• Material:
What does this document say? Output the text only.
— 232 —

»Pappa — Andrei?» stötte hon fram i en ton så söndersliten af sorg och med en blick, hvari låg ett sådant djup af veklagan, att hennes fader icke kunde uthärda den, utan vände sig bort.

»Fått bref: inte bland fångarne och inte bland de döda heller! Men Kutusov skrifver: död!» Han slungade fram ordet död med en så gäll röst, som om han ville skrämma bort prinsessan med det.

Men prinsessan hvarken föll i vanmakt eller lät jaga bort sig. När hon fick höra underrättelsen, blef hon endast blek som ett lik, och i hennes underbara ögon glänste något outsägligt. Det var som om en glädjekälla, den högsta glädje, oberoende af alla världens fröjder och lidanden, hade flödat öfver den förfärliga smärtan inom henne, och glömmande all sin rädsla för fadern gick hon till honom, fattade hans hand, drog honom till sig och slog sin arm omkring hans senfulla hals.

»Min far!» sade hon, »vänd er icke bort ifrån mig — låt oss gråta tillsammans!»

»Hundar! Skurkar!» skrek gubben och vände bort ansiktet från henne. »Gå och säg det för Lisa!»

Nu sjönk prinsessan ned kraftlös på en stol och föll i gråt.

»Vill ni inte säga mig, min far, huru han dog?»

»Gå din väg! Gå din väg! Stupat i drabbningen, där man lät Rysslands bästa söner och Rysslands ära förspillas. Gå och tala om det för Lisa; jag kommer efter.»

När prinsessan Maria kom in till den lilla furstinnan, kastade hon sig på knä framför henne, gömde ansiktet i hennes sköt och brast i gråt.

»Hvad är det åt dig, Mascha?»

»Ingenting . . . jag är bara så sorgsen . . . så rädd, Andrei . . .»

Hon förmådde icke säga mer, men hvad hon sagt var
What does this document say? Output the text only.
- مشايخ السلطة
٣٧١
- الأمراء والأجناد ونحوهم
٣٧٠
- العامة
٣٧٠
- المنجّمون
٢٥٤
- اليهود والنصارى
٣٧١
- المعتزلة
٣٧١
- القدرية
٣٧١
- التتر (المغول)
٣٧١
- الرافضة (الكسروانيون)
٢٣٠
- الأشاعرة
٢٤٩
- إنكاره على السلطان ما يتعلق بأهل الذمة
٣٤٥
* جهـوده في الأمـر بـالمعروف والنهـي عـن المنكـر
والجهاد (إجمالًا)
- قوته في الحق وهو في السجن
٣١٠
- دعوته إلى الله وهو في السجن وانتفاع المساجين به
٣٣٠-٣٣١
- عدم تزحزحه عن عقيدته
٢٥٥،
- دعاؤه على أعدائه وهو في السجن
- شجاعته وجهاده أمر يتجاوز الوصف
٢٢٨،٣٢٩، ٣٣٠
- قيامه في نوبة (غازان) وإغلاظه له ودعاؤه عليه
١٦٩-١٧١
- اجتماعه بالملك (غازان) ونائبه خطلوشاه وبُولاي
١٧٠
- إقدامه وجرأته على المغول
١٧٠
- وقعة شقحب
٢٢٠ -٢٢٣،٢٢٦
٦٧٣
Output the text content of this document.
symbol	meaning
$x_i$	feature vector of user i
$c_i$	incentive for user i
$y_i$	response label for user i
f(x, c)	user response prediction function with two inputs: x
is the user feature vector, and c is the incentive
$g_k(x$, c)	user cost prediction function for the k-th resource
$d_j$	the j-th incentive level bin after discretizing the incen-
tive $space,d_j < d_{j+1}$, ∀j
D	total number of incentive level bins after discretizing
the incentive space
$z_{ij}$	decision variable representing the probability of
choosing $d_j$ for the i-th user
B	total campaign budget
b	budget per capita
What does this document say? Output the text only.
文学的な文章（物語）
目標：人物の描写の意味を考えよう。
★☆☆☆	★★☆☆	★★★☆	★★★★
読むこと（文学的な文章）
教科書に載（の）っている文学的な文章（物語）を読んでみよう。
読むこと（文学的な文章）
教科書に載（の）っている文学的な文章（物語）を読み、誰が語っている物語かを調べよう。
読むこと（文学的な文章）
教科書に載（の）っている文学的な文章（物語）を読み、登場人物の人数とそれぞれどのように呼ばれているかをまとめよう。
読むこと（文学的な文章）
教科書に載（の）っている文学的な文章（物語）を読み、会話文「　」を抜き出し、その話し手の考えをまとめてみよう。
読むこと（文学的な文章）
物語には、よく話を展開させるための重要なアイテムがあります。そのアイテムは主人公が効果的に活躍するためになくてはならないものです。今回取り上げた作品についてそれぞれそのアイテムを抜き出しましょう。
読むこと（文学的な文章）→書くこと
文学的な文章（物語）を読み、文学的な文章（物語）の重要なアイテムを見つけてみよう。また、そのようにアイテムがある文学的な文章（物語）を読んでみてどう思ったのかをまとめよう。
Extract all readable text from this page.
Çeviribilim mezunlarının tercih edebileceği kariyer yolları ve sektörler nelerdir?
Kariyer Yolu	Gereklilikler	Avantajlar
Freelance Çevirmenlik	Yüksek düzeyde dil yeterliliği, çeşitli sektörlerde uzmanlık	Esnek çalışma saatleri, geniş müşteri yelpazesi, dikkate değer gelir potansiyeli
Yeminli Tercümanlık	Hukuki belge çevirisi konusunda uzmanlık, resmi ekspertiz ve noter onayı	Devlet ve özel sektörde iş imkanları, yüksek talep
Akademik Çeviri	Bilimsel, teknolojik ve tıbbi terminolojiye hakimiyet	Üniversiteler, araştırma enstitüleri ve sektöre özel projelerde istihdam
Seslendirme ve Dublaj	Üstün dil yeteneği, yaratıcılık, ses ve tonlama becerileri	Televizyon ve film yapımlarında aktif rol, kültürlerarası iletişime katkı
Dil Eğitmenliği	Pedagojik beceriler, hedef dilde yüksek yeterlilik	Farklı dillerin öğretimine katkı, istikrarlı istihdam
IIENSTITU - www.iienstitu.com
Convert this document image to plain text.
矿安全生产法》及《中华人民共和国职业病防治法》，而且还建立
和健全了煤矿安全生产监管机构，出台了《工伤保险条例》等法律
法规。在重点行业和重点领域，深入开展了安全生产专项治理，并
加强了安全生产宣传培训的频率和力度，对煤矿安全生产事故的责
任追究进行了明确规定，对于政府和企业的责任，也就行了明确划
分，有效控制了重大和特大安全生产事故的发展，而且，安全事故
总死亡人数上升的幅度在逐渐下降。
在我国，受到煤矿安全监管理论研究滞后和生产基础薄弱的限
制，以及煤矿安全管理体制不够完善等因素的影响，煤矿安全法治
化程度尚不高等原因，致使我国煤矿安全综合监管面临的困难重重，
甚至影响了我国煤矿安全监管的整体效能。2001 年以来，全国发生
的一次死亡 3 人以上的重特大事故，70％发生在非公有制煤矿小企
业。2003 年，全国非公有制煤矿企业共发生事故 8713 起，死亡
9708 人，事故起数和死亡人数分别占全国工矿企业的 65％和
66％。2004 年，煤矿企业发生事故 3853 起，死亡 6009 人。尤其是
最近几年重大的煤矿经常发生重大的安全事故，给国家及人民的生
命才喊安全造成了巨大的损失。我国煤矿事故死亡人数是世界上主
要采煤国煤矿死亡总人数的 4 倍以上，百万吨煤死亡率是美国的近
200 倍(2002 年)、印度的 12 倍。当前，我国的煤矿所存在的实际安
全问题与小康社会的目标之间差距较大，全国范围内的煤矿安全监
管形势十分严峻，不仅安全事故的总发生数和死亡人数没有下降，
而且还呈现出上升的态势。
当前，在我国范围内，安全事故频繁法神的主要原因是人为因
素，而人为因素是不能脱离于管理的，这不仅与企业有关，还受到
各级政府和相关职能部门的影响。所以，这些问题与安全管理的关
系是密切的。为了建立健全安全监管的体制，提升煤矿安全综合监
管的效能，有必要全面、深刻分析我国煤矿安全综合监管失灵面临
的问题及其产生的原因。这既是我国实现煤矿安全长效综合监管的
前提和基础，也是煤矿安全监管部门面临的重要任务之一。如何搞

• Task statement: Write the entire listing out again, word for word.

• Exercise output:
What does this document say? Output the text only.
— 232 —

»Pappa — Andrei?» stötte hon fram i en ton så söndersliten af sorg och med en blick, hvari låg ett sådant djup af veklagan, att hennes fader icke kunde uthärda den, utan vände sig bort.

»Fått bref: inte bland fångarne och inte bland de döda heller! Men Kutusov skrifver: död!» Han slungade fram ordet död med en så gäll röst, som om han ville skrämma bort prinsessan med det.

Men prinsessan hvarken föll i vanmakt eller lät jaga bort sig. När hon fick höra underrättelsen, blef hon endast blek som ett lik, och i hennes underbara ögon glänste något outsägligt. Det var som om en glädjekälla, den högsta glädje, oberoende af alla världens fröjder och lidanden, hade flödat öfver den förfärliga smärtan inom henne, och glömmande all sin rädsla för fadern gick hon till honom, fattade hans hand, drog honom till sig och slog sin arm omkring hans senfulla hals.

»Min far!» sade hon, »vänd er icke bort ifrån mig — låt oss gråta tillsammans!»

»Hundar! Skurkar!» skrek gubben och vände bort ansiktet från henne. »Gå och säg det för Lisa!»

Nu sjönk prinsessan ned kraftlös på en stol och föll i gråt.

»Vill ni inte säga mig, min far, huru han dog?»

»Gå din väg! Gå din väg! Stupat i drabbningen, där man lät Rysslands bästa söner och Rysslands ära förspillas. Gå och tala om det för Lisa; jag kommer efter.»

När prinsessan Maria kom in till den lilla furstinnan, kastade hon sig på knä framför henne, gömde ansiktet i hennes sköt och brast i gråt.

»Hvad är det åt dig, Mascha?»

»Ingenting . . . jag är bara så sorgsen . . . så rädd, Andrei . . .»

Hon förmådde icke säga mer, men hvad hon sagt var
What does this document say? Output the text only.
- مشايخ السلطة
٣٧١
- الأمراء والأجناد ونحوهم
٣٧٠
- العامة
٣٧٠
- المنجّمون
٢٥٤
- اليهود والنصارى
٣٧١
- المعتزلة
٣٧١
- القدرية
٣٧١
- التتر (المغول)
٣٧١
- الرافضة (الكسروانيون)
٢٣٠
- الأشاعرة
٢٤٩
- إنكاره على السلطان ما يتعلق بأهل الذمة
٣٤٥
* جهـوده في الأمـر بـالمعروف والنهـي عـن المنكـر
والجهاد (إجمالًا)
- قوته في الحق وهو في السجن
٣١٠
- دعوته إلى الله وهو في السجن وانتفاع المساجين به
٣٣٠-٣٣١
- عدم تزحزحه عن عقيدته
٢٥٥،
- دعاؤه على أعدائه وهو في السجن
- شجاعته وجهاده أمر يتجاوز الوصف
٢٢٨،٣٢٩، ٣٣٠
- قيامه في نوبة (غازان) وإغلاظه له ودعاؤه عليه
١٦٩-١٧١
- اجتماعه بالملك (غازان) ونائبه خطلوشاه وبُولاي
١٧٠
- إقدامه وجرأته على المغول
١٧٠
- وقعة شقحب
٢٢٠ -٢٢٣،٢٢٦
٦٧٣
Output the text content of this document.
symbol	meaning
$x_i$	feature vector of user i
$c_i$	incentive for user i
$y_i$	response label for user i
f(x, c)	user response prediction function with two inputs: x
is the user feature vector, and c is the incentive
$g_k(x$, c)	user cost prediction function for the k-th resource
$d_j$	the j-th incentive level bin after discretizing the incen-
tive $space,d_j < d_{j+1}$, ∀j
D	total number of incentive level bins after discretizing
the incentive space
$z_{ij}$	decision variable representing the probability of
choosing $d_j$ for the i-th user
B	total campaign budget
b	budget per capita
What does this document say? Output the text only.
文学的な文章（物語）
目標：人物の描写の意味を考えよう。
★☆☆☆	★★☆☆	★★★☆	★★★★
読むこと（文学的な文章）
教科書に載（の）っている文学的な文章（物語）を読んでみよう。
読むこと（文学的な文章）
教科書に載（の）っている文学的な文章（物語）を読み、誰が語っている物語かを調べよう。
読むこと（文学的な文章）
教科書に載（の）っている文学的な文章（物語）を読み、登場人物の人数とそれぞれどのように呼ばれているかをまとめよう。
読むこと（文学的な文章）
教科書に載（の）っている文学的な文章（物語）を読み、会話文「　」を抜き出し、その話し手の考えをまとめてみよう。
読むこと（文学的な文章）
物語には、よく話を展開させるための重要なアイテムがあります。そのアイテムは主人公が効果的に活躍するためになくてはならないものです。今回取り上げた作品についてそれぞれそのアイテムを抜き出しましょう。
読むこと（文学的な文章）→書くこと
文学的な文章（物語）を読み、文学的な文章（物語）の重要なアイテムを見つけてみよう。また、そのようにアイテムがある文学的な文章（物語）を読んでみてどう思ったのかをまとめよう。
Extract all readable text from this page.
Çeviribilim mezunlarının tercih edebileceği kariyer yolları ve sektörler nelerdir?
Kariyer Yolu	Gereklilikler	Avantajlar
Freelance Çevirmenlik	Yüksek düzeyde dil yeterliliği, çeşitli sektörlerde uzmanlık	Esnek çalışma saatleri, geniş müşteri yelpazesi, dikkate değer gelir potansiyeli
Yeminli Tercümanlık	Hukuki belge çevirisi konusunda uzmanlık, resmi ekspertiz ve noter onayı	Devlet ve özel sektörde iş imkanları, yüksek talep
Akademik Çeviri	Bilimsel, teknolojik ve tıbbi terminolojiye hakimiyet	Üniversiteler, araştırma enstitüleri ve sektöre özel projelerde istihdam
Seslendirme ve Dublaj	Üstün dil yeteneği, yaratıcılık, ses ve tonlama becerileri	Televizyon ve film yapımlarında aktif rol, kültürlerarası iletişime katkı
Dil Eğitmenliği	Pedagojik beceriler, hedef dilde yüksek yeterlilik	Farklı dillerin öğretimine katkı, istikrarlı istihdam
IIENSTITU - www.iienstitu.com
Convert this document image to plain text.
矿安全生产法》及《中华人民共和国职业病防治法》，而且还建立
和健全了煤矿安全生产监管机构，出台了《工伤保险条例》等法律
法规。在重点行业和重点领域，深入开展了安全生产专项治理，并
加强了安全生产宣传培训的频率和力度，对煤矿安全生产事故的责
任追究进行了明确规定，对于政府和企业的责任，也就行了明确划
分，有效控制了重大和特大安全生产事故的发展，而且，安全事故
总死亡人数上升的幅度在逐渐下降。
在我国，受到煤矿安全监管理论研究滞后和生产基础薄弱的限
制，以及煤矿安全管理体制不够完善等因素的影响，煤矿安全法治
化程度尚不高等原因，致使我国煤矿安全综合监管面临的困难重重，
甚至影响了我国煤矿安全监管的整体效能。2001 年以来，全国发生
的一次死亡 3 人以上的重特大事故，70％发生在非公有制煤矿小企
业。2003 年，全国非公有制煤矿企业共发生事故 8713 起，死亡
9708 人，事故起数和死亡人数分别占全国工矿企业的 65％和
66％。2004 年，煤矿企业发生事故 3853 起，死亡 6009 人。尤其是
最近几年重大的煤矿经常发生重大的安全事故，给国家及人民的生
命才喊安全造成了巨大的损失。我国煤矿事故死亡人数是世界上主
要采煤国煤矿死亡总人数的 4 倍以上，百万吨煤死亡率是美国的近
200 倍(2002 年)、印度的 12 倍。当前，我国的煤矿所存在的实际安
全问题与小康社会的目标之间差距较大，全国范围内的煤矿安全监
管形势十分严峻，不仅安全事故的总发生数和死亡人数没有下降，
而且还呈现出上升的态势。
当前，在我国范围内，安全事故频繁法神的主要原因是人为因
素，而人为因素是不能脱离于管理的，这不仅与企业有关，还受到
各级政府和相关职能部门的影响。所以，这些问题与安全管理的关
系是密切的。为了建立健全安全监管的体制，提升煤矿安全综合监
管的效能，有必要全面、深刻分析我国煤矿安全综合监管失灵面临
的问题及其产生的原因。这既是我国实现煤矿安全长效综合监管的
前提和基础，也是煤矿安全监管部门面临的重要任务之一。如何搞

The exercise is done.